_Provided information_
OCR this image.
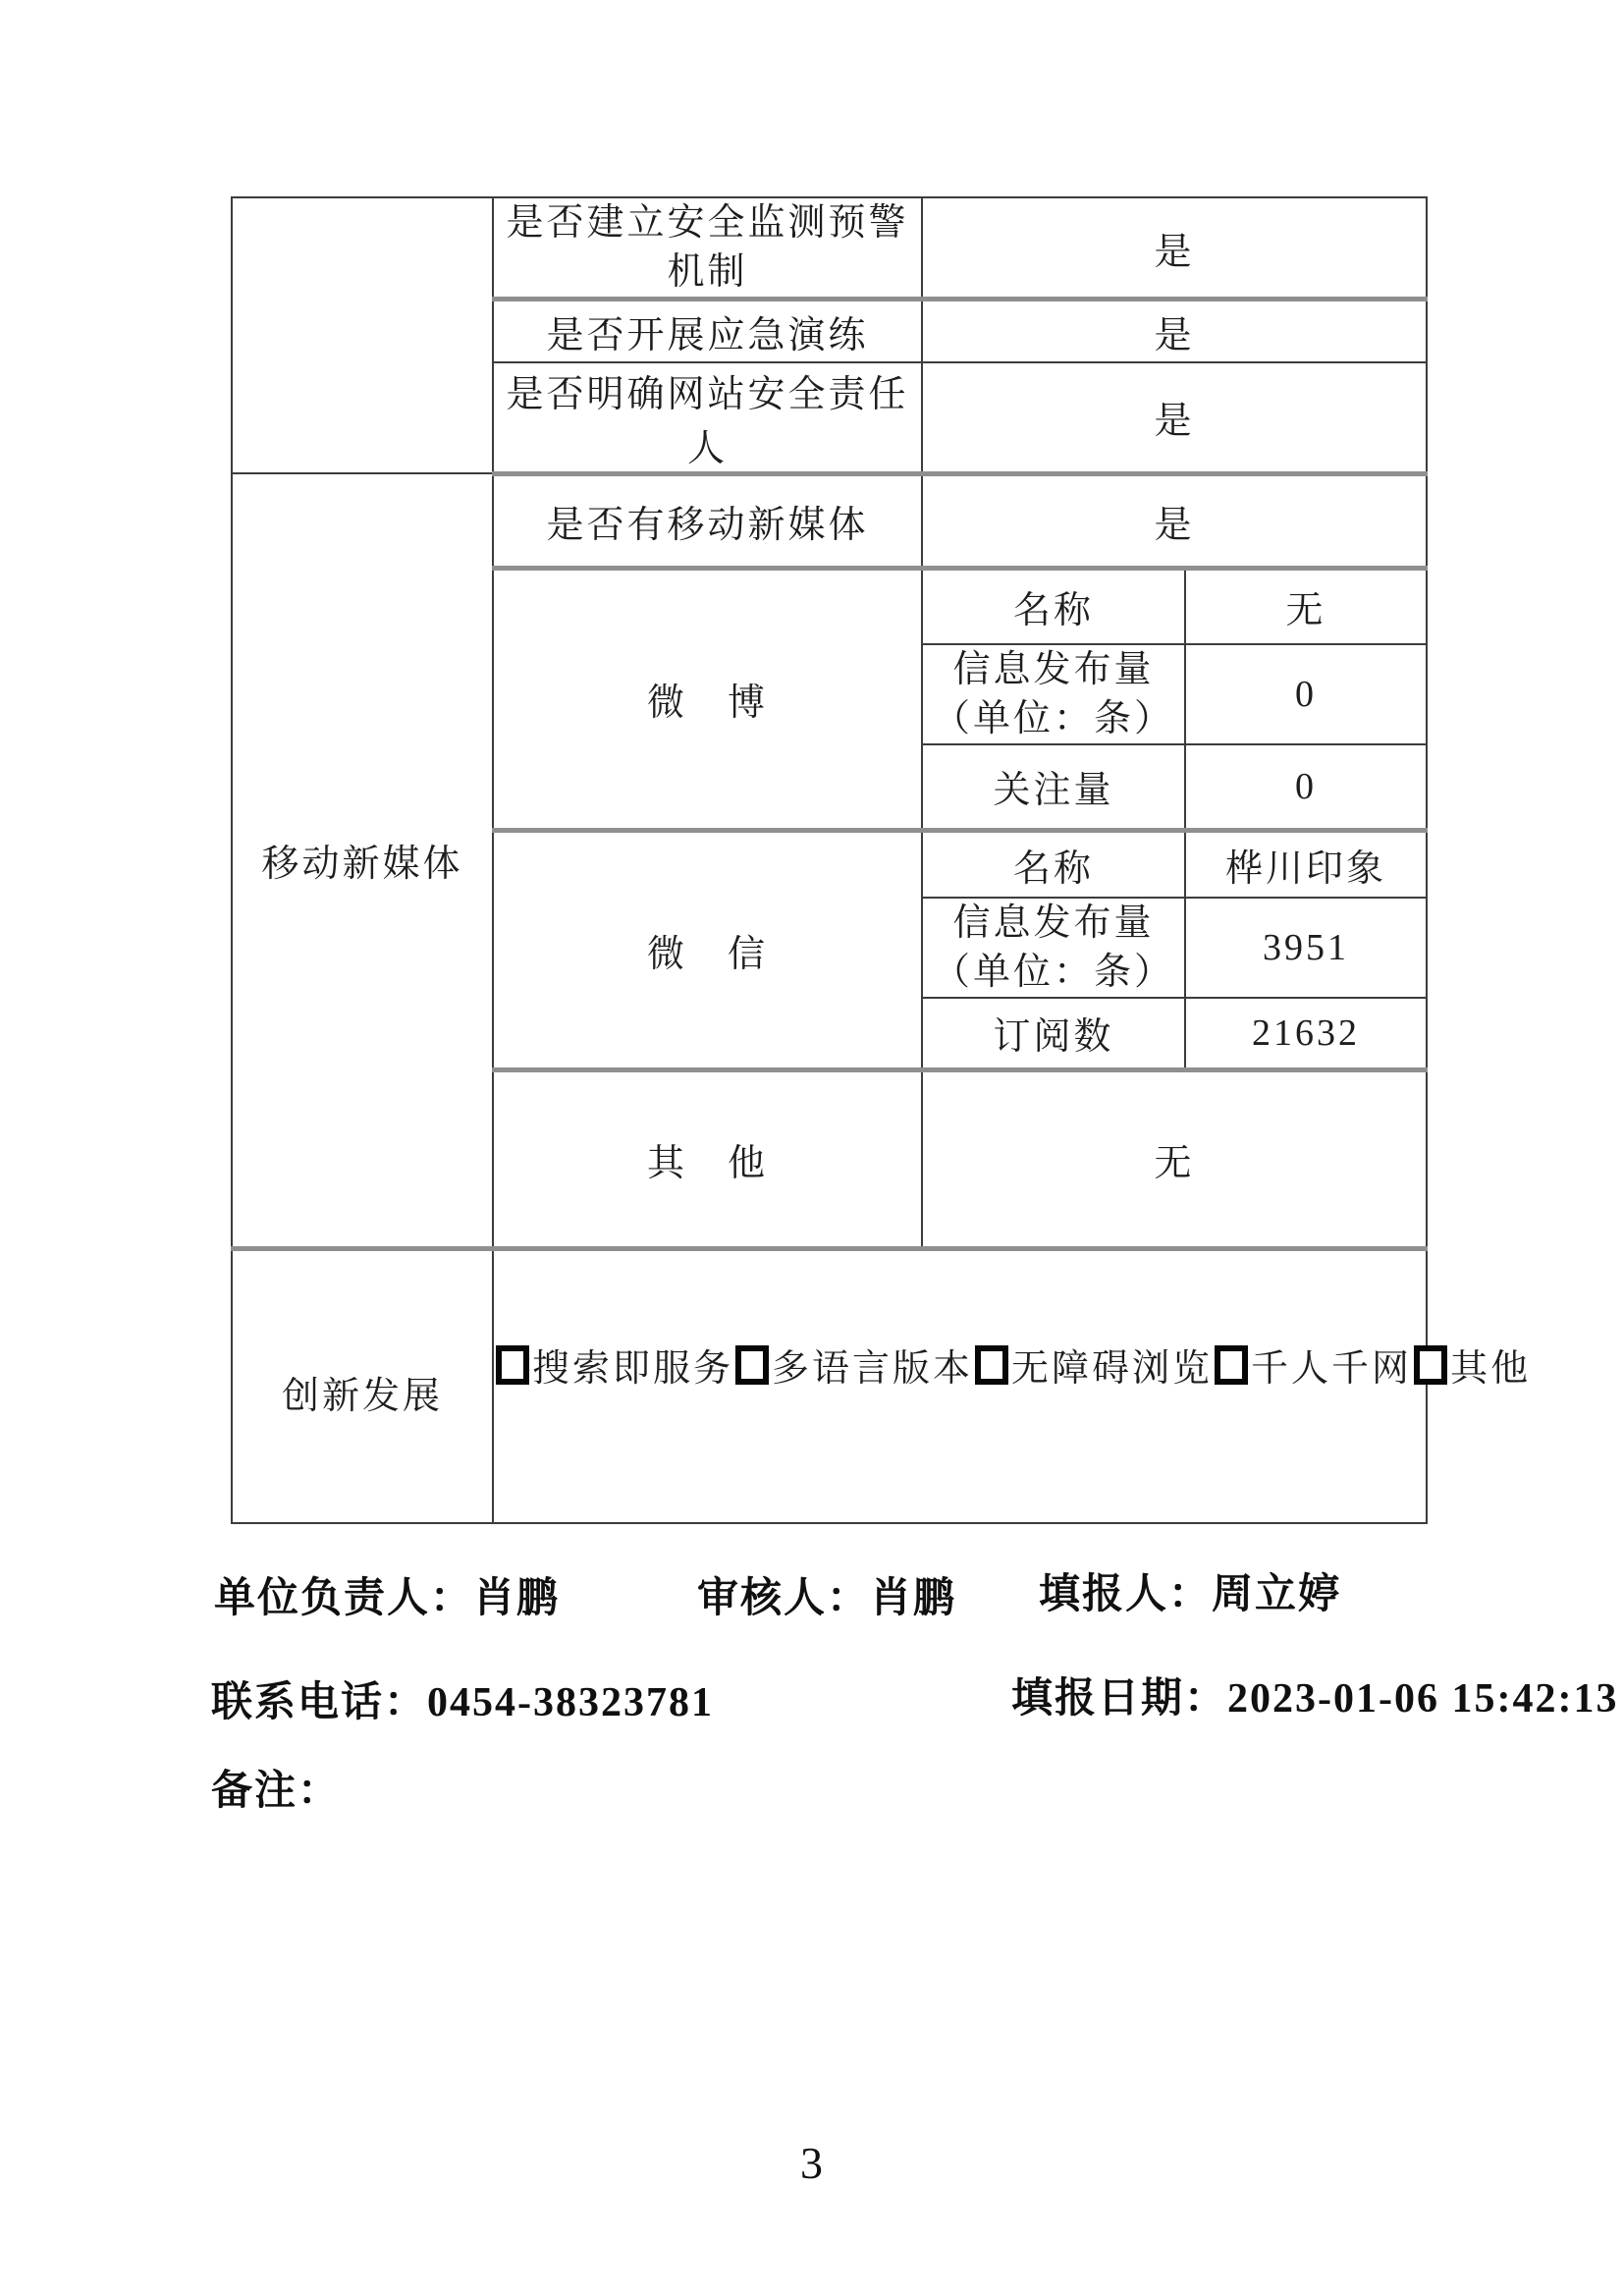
	是否建立安全监测预警
机制	是	
	是否开展应急演练	是	
	是否明确网站安全责任人	是	
移动新媒体	是否有移动新媒体	是	
	微　博	名称	无

		信息发布量
（单位：条）	0
		关注量	0
	微　信	名称	桦川印象

		信息发布量
（单位：条）	3951
		订阅数	21632
	其　他	无	

创新发展	搜索即服务 多语言版本 无障碍浏览 千人千网 其他		
单位负责人：肖鹏	审核人：肖鹏 填报人：周立婷
联系电话：0454-38323781	填报日期：2023-01-06 15:42:13
备注：
3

_Set problem_
Copy every entry word for word, but omit the pictures.

_Completed exercise_
OCR this image.
	是否建立安全监测预警
机制	是	
	是否开展应急演练	是	
	是否明确网站安全责任人	是	
移动新媒体	是否有移动新媒体	是	
	微　博	名称	无

		信息发布量
（单位：条）	0
		关注量	0
	微　信	名称	桦川印象

		信息发布量
（单位：条）	3951
		订阅数	21632
	其　他	无	

创新发展	搜索即服务 多语言版本 无障碍浏览 千人千网 其他		
单位负责人：肖鹏	审核人：肖鹏 填报人：周立婷
联系电话：0454-38323781	填报日期：2023-01-06 15:42:13
备注：
3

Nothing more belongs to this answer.